Given task: From the records below, copy every line that contains the word "appearance".

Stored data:

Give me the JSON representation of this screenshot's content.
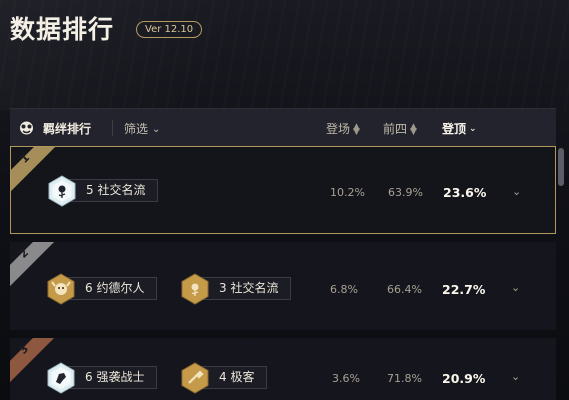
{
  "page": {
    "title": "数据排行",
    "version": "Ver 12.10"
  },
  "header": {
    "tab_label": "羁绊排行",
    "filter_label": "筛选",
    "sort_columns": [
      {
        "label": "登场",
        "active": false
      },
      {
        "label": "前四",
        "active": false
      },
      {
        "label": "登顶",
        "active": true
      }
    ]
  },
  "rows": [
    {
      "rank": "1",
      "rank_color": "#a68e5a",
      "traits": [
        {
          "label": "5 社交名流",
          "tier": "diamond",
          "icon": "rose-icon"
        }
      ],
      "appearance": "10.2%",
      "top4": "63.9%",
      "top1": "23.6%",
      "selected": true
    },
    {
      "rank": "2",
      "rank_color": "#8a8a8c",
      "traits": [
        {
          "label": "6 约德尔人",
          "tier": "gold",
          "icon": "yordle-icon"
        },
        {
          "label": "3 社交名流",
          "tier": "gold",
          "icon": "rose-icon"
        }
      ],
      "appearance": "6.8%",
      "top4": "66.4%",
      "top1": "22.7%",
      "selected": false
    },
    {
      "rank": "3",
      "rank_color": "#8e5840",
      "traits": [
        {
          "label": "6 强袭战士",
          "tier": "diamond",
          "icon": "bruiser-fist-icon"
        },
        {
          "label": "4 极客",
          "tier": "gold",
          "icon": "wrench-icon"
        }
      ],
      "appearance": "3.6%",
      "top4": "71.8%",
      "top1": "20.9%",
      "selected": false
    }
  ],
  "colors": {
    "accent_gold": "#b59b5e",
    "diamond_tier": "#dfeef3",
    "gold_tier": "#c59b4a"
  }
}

Solution to the problem:
      "appearance": "10.2%",
      "appearance": "6.8%",
      "appearance": "3.6%",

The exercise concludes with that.